SOURCE MATERIAL:
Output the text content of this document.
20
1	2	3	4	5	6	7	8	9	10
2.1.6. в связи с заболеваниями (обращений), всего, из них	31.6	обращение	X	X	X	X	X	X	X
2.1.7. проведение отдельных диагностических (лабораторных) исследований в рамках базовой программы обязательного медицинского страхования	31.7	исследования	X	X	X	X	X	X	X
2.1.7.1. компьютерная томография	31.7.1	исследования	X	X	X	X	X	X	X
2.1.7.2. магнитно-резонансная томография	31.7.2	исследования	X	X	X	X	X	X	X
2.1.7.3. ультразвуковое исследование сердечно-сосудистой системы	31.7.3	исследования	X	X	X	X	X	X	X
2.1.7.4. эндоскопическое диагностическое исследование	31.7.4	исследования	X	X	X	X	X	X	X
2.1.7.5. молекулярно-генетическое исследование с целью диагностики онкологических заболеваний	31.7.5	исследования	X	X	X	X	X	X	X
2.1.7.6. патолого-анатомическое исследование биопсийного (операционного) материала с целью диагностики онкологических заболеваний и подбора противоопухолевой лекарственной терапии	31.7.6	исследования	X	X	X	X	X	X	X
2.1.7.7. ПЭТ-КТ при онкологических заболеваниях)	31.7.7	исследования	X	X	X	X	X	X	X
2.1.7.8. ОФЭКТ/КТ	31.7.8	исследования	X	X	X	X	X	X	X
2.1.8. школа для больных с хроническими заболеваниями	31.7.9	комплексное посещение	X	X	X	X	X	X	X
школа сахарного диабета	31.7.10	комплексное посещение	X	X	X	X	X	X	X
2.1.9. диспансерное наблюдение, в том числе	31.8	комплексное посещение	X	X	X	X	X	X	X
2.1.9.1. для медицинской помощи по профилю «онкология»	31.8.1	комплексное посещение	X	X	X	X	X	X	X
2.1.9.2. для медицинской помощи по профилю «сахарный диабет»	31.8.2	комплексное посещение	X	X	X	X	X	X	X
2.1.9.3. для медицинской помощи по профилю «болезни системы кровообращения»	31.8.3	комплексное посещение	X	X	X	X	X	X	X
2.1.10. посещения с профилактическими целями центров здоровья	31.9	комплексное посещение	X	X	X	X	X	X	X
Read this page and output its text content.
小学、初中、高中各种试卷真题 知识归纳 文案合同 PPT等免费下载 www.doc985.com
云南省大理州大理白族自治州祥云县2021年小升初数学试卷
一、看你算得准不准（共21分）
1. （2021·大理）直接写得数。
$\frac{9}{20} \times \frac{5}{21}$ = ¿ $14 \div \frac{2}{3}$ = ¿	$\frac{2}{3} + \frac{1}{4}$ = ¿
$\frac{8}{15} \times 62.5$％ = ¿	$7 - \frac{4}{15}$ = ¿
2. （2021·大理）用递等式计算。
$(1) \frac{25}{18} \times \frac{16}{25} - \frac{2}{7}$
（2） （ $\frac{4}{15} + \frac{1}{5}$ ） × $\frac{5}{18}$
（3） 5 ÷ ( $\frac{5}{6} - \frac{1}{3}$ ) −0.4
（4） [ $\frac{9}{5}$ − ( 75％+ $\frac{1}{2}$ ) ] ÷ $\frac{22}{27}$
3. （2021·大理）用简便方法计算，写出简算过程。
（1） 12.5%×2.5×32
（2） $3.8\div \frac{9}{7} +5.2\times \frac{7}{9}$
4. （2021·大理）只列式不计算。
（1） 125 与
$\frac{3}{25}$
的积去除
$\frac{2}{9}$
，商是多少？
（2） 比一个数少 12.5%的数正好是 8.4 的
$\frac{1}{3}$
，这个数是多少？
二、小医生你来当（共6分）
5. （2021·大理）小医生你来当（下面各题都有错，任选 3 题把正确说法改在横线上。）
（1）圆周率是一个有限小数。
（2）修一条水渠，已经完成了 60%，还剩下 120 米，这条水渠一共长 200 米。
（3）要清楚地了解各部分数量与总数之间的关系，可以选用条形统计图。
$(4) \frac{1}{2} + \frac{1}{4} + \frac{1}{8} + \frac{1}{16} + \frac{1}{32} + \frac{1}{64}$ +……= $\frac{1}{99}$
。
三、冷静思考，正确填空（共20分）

THE TASK:
Where does the word "content" appear? Return each line that holds it.

ANSWER:
Output the text content of this document.
Read this page and output its text content.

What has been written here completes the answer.